[Annotations de mise en page]
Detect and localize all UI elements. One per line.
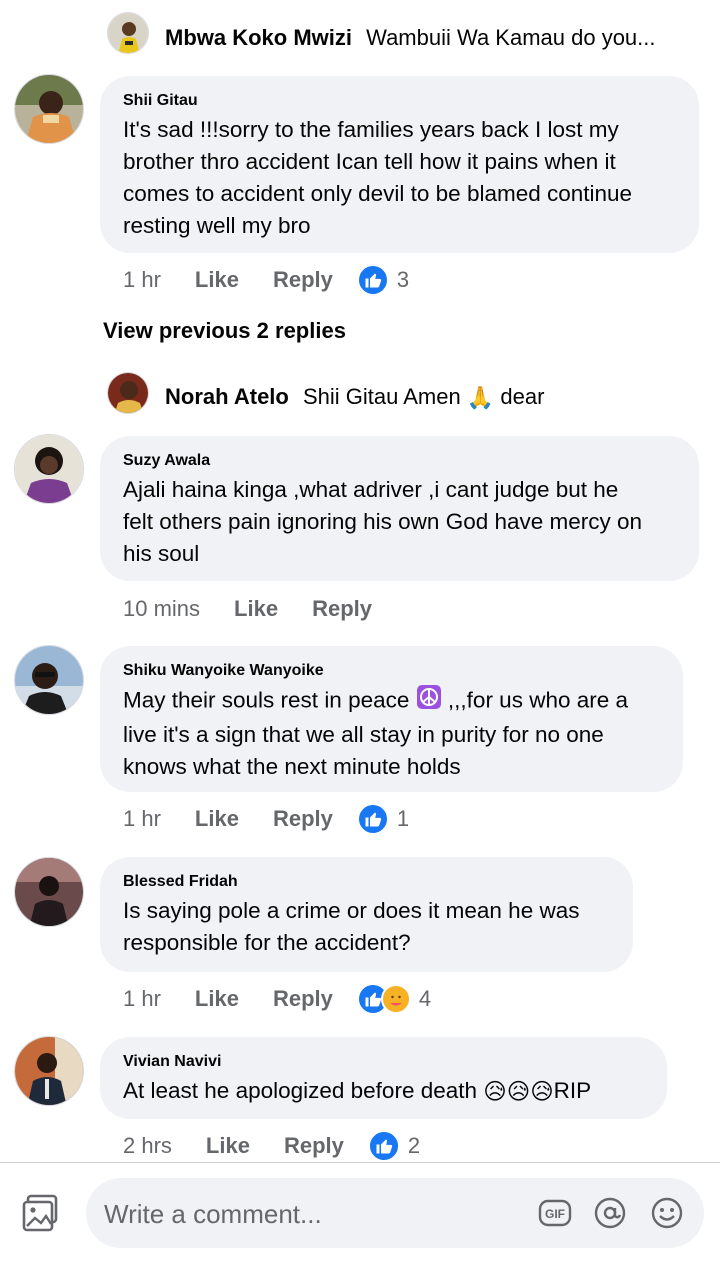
comment-time[interactable]: 10 mins [123,596,200,622]
reply-button[interactable]: Reply [273,806,333,832]
comment-bubble[interactable]: Vivian Navivi At least he apologized bef… [100,1037,667,1119]
avatar[interactable] [107,372,149,414]
avatar[interactable] [14,857,84,927]
like-button[interactable]: Like [195,806,239,832]
mention-icon[interactable] [593,1196,627,1235]
gif-icon[interactable]: GIF [538,1196,572,1235]
like-button[interactable]: Like [206,1133,250,1159]
comment-bubble[interactable]: Shii Gitau It's sad !!!sorry to the fami… [100,76,699,253]
comment-author[interactable]: Shiku Wanyoike Wanyoike [123,660,661,682]
comment-author[interactable]: Shii Gitau [123,90,677,112]
comment-time[interactable]: 1 hr [123,806,161,832]
reply-author[interactable]: Norah Atelo [165,384,289,409]
comment-author[interactable]: Blessed Fridah [123,871,611,893]
comment-input[interactable] [102,1178,526,1250]
reaction-summary[interactable]: 1 [356,803,410,835]
comment-bubble[interactable]: Shiku Wanyoike Wanyoike May their souls … [100,646,683,792]
reply-line: Norah Atelo Shii Gitau Amen 🙏 dear [165,382,705,413]
comment-text: May their souls rest in peace ,,,for us … [123,684,661,783]
comment-meta: 1 hr Like Reply 4 [123,982,431,1016]
avatar[interactable] [14,74,84,144]
folded-hands-emoji: 🙏 [466,385,495,411]
avatar[interactable] [14,1036,84,1106]
reaction-summary[interactable]: 4 [356,983,432,1015]
comment-time[interactable]: 2 hrs [123,1133,172,1159]
reply-author[interactable]: Mbwa Koko Mwizi [165,25,352,50]
reaction-count: 2 [407,1133,421,1158]
comment-meta: 1 hr Like Reply 3 [123,263,409,297]
svg-text:GIF: GIF [545,1207,565,1221]
reaction-count: 4 [418,986,432,1011]
reply-text-tail: dear [500,384,545,409]
comment-meta: 10 mins Like Reply [123,592,406,626]
avatar[interactable] [14,645,84,715]
comment-bubble[interactable]: Suzy Awala Ajali haina kinga ,what adriv… [100,436,699,581]
comment-text: Is saying pole a crime or does it mean h… [123,898,580,955]
reaction-summary[interactable]: 2 [367,1130,421,1162]
comment-time[interactable]: 1 hr [123,986,161,1012]
reply-line: Mbwa Koko Mwizi Wambuii Wa Kamau do you.… [165,23,705,53]
reaction-count: 1 [396,806,410,831]
comment-author[interactable]: Suzy Awala [123,450,677,472]
reply-button[interactable]: Reply [284,1133,344,1159]
comment-meta: 2 hrs Like Reply 2 [123,1129,420,1163]
comment-text: It's sad !!!sorry to the families years … [123,117,633,238]
comment-composer[interactable]: GIF [86,1178,704,1250]
reaction-count: 3 [396,267,410,292]
reply-button[interactable]: Reply [273,267,333,293]
photo-icon[interactable] [22,1194,60,1237]
like-button[interactable]: Like [195,267,239,293]
avatar[interactable] [107,12,149,54]
crying-face-emoji: 😥😥😥 [483,1079,554,1105]
comment-text: Ajali haina kinga ,what adriver ,i cant … [123,477,643,566]
comment-meta: 1 hr Like Reply 1 [123,802,409,836]
peace-icon [416,684,442,719]
reaction-summary[interactable]: 3 [356,264,410,296]
reply-button[interactable]: Reply [312,596,372,622]
divider [0,1162,720,1163]
reply-text: Wambuii Wa Kamau do you... [366,25,656,50]
thumbs-up-icon [356,803,389,835]
comment-time[interactable]: 1 hr [123,267,161,293]
avatar[interactable] [14,434,84,504]
comment-author[interactable]: Vivian Navivi [123,1051,645,1073]
comment-bubble[interactable]: Blessed Fridah Is saying pole a crime or… [100,857,633,972]
like-button[interactable]: Like [234,596,278,622]
view-previous-replies[interactable]: View previous 2 replies [103,318,346,344]
thumbs-up-icon [356,264,389,296]
reply-button[interactable]: Reply [273,986,333,1012]
like-button[interactable]: Like [195,986,239,1012]
thumbs-up-icon [367,1130,400,1162]
emoji-icon[interactable] [650,1196,684,1235]
comment-text: At least he apologized before death 😥😥😥R… [123,1075,645,1108]
care-reaction-icon [380,984,411,1014]
reply-text: Shii Gitau Amen [302,384,461,409]
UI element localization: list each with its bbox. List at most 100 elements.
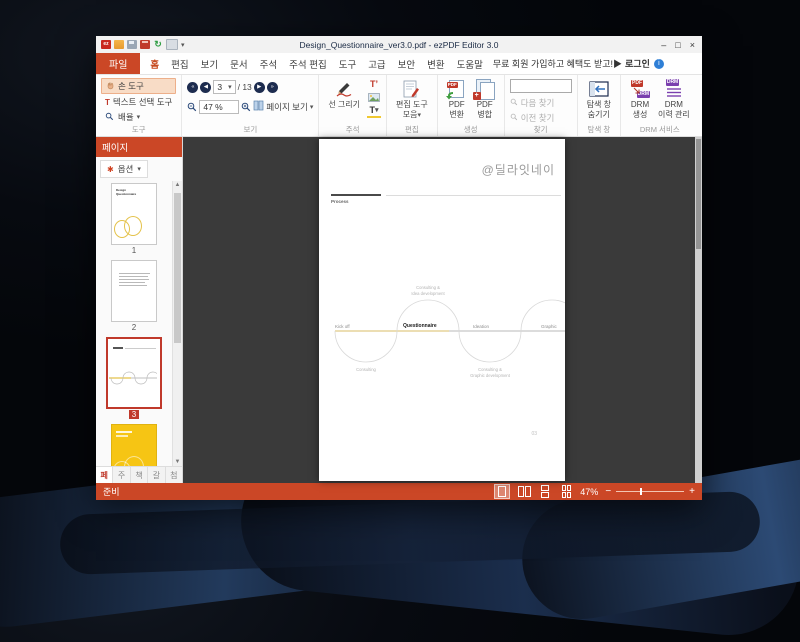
- menu-security[interactable]: 보안: [392, 57, 421, 71]
- panel-tab-annotations[interactable]: 주: [113, 467, 131, 483]
- page-thumbnail-1[interactable]: Design Questionnaire: [111, 183, 157, 245]
- pages-options-button[interactable]: ✱ 옵션 ▾: [100, 160, 148, 178]
- panel-tab-attachments[interactable]: 갈: [148, 467, 166, 483]
- page-thumbnail-2[interactable]: [111, 260, 157, 322]
- window-title: Design_Questionnaire_ver3.0.pdf - ezPDF …: [299, 39, 499, 50]
- page-number-footer: 03: [531, 431, 537, 437]
- status-bar: 준비 47% − +: [96, 483, 702, 500]
- ribbon-group-annotation: 선 그리기 T’ T ▾ 주석: [319, 75, 388, 136]
- pdf-convert-button[interactable]: PDF PDF 변환: [443, 78, 471, 120]
- first-page-button[interactable]: «: [187, 81, 199, 93]
- section-label: Process: [331, 199, 349, 204]
- view-facing-pages-button[interactable]: [517, 485, 531, 498]
- hand-tool-label: 손 도구: [118, 81, 144, 91]
- minimize-button[interactable]: –: [661, 40, 666, 50]
- view-continuous-button[interactable]: [538, 485, 552, 498]
- edit-tools-label-2: 모음▾: [402, 110, 421, 120]
- zoom-slider-thumb[interactable]: [640, 488, 643, 495]
- hand-tool-button[interactable]: 손 도구: [101, 78, 177, 94]
- pages-options-caret-icon: ▾: [137, 166, 141, 173]
- menu-tools[interactable]: 도구: [333, 57, 362, 71]
- zoom-ratio-button[interactable]: 배율 ▾: [101, 110, 176, 124]
- last-page-button[interactable]: »: [266, 81, 278, 93]
- group-label-tools: 도구: [131, 125, 146, 134]
- sidebar-scrollbar-thumb[interactable]: [174, 193, 181, 343]
- print-icon[interactable]: [140, 40, 150, 49]
- find-input[interactable]: [509, 79, 572, 93]
- refresh-icon[interactable]: ↻: [153, 40, 163, 49]
- page-view-button[interactable]: 페이지 보기: [266, 101, 307, 113]
- signup-promo-link[interactable]: 무료 회원 가입하고 혜택도 받고!▶: [493, 57, 622, 70]
- maximize-button[interactable]: □: [675, 40, 680, 50]
- drm-history-button[interactable]: DRM DRM 이력 관리: [654, 78, 694, 120]
- menu-convert[interactable]: 변환: [421, 57, 450, 71]
- find-next-button[interactable]: 다음 찾기: [510, 96, 572, 110]
- scroll-up-icon[interactable]: ▲: [173, 182, 182, 188]
- menu-annotation-edit[interactable]: 주석 편집: [283, 57, 333, 71]
- view-continuous-facing-button[interactable]: [559, 485, 573, 498]
- image-annotation-icon[interactable]: [367, 91, 381, 103]
- zoom-value-input[interactable]: 47 %: [199, 100, 240, 114]
- zoom-slider-minus-button[interactable]: −: [605, 486, 611, 497]
- menu-home[interactable]: 홈: [144, 57, 165, 71]
- sidebar-scrollbar[interactable]: ▲ ▼: [172, 181, 182, 466]
- menu-help[interactable]: 도움말: [451, 57, 489, 71]
- close-button[interactable]: ×: [690, 40, 695, 50]
- prev-page-button[interactable]: ◀: [200, 81, 212, 93]
- page-thumbnail-3-selected[interactable]: [106, 337, 162, 409]
- text-annotation-icon[interactable]: T’: [367, 78, 381, 90]
- info-icon[interactable]: i: [653, 58, 664, 69]
- nav-pane-icon: [589, 79, 609, 99]
- title-bar[interactable]: ez ↻ ▾ Design_Questionnaire_ver3.0.pdf -…: [96, 36, 702, 53]
- zoom-in-icon[interactable]: [241, 102, 251, 112]
- pdf-merge-label-2: 병합: [477, 110, 493, 120]
- ribbon-group-edit: 편집 도구 모음▾ 편집: [387, 75, 438, 136]
- text-cursor-icon: T: [105, 97, 110, 107]
- zoom-out-icon[interactable]: [187, 102, 197, 112]
- page-number-combo[interactable]: 3 ▾: [213, 80, 236, 94]
- view-single-page-button[interactable]: [494, 484, 511, 499]
- scroll-down-icon[interactable]: ▼: [173, 459, 182, 465]
- next-page-button[interactable]: ▶: [253, 81, 265, 93]
- heading-rule-light: [386, 195, 561, 196]
- zoom-slider-track[interactable]: [616, 488, 685, 495]
- page-thumbnail-4[interactable]: [111, 424, 157, 466]
- zoom-ratio-caret-icon: ▾: [136, 114, 141, 121]
- pdf-convert-icon: PDF: [445, 79, 467, 100]
- document-viewer[interactable]: @딜라잇네이 Process Kick off Questionnaire Id…: [183, 137, 702, 483]
- text-select-tool-button[interactable]: T 텍스트 선택 도구: [101, 95, 176, 109]
- edit-tools-button[interactable]: 편집 도구 모음▾: [392, 78, 432, 121]
- menu-file[interactable]: 파일: [96, 53, 141, 74]
- drm-history-label-1: DRM: [664, 100, 683, 109]
- zoom-slider[interactable]: − +: [605, 486, 695, 497]
- annotation-crest: Consulting & Idea development: [411, 285, 445, 296]
- line-draw-button[interactable]: 선 그리기: [324, 78, 364, 110]
- drm-create-button[interactable]: PDF DRM DRM 생성: [626, 78, 654, 120]
- menu-document[interactable]: 문서: [224, 57, 253, 71]
- highlight-text-icon[interactable]: T ▾: [367, 104, 382, 118]
- menu-view[interactable]: 보기: [195, 57, 224, 71]
- pdf-merge-button[interactable]: + PDF 병합: [471, 78, 499, 120]
- login-link[interactable]: 로그인: [622, 57, 653, 70]
- menu-advanced[interactable]: 고급: [362, 57, 391, 71]
- pdf-page[interactable]: @딜라잇네이 Process Kick off Questionnaire Id…: [319, 139, 565, 481]
- quick-access-caret-icon[interactable]: ▾: [181, 41, 185, 49]
- document-scrollbar-thumb[interactable]: [696, 139, 701, 249]
- menu-annotation[interactable]: 주석: [254, 57, 283, 71]
- save-icon[interactable]: [127, 40, 137, 49]
- menu-edit[interactable]: 편집: [165, 57, 194, 71]
- panel-tab-pages[interactable]: 페: [96, 467, 114, 483]
- find-prev-label: 이전 찾기: [520, 113, 555, 123]
- document-scrollbar[interactable]: [695, 137, 702, 483]
- open-file-icon[interactable]: [114, 40, 124, 49]
- pen-icon: [334, 79, 354, 99]
- pdf-convert-label-1: PDF: [448, 100, 465, 109]
- hide-nav-pane-button[interactable]: 탐색 창 숨기기: [583, 78, 615, 120]
- zoom-slider-plus-button[interactable]: +: [689, 486, 695, 497]
- magnifier-icon: [105, 112, 115, 122]
- panel-tab-search[interactable]: 첨: [165, 467, 183, 483]
- panel-tab-bookmarks[interactable]: 책: [130, 467, 149, 483]
- find-prev-button[interactable]: 이전 찾기: [510, 111, 572, 125]
- gear-icon: ✱: [107, 164, 114, 174]
- snapshot-icon[interactable]: [166, 39, 178, 50]
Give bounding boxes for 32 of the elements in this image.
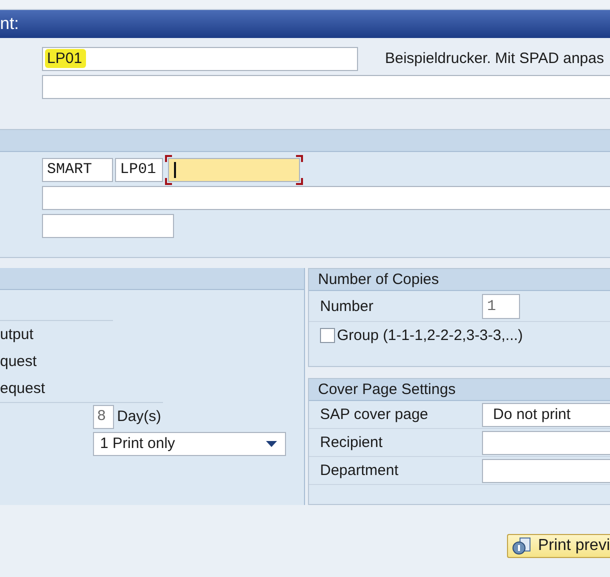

> _Objectif_:
Pouvez-vous recopier à l'identique, dans le matériau ci-dessus, les lignes situées entre celle qui contient « comment-time[interactable]: 10 mins » et celle qui contient « comment-input[interactable] [102,1178,526,1250] », ces deux lignes comprises ?

> _Bonne réponse_:
comment-time[interactable]: 10 mins [123,596,200,622]
reply-button[interactable]: Reply [273,806,333,832]
comment-bubble[interactable]: Vivian Navivi At least he apologized bef… [100,1037,667,1119]
avatar[interactable] [107,372,149,414]
avatar[interactable] [14,857,84,927]
like-button[interactable]: Like [195,806,239,832]
mention-icon[interactable] [593,1196,627,1235]
gif-icon[interactable]: GIF [538,1196,572,1235]
like-button[interactable]: Like [206,1133,250,1159]
comment-bubble[interactable]: Shii Gitau It's sad !!!sorry to the fami… [100,76,699,253]
comment-author[interactable]: Shiku Wanyoike Wanyoike [123,660,661,682]
comment-author[interactable]: Shii Gitau [123,90,677,112]
comment-time[interactable]: 1 hr [123,806,161,832]
reply-author[interactable]: Norah Atelo [165,384,289,409]
comment-author[interactable]: Blessed Fridah [123,871,611,893]
comment-input[interactable] [102,1178,526,1250]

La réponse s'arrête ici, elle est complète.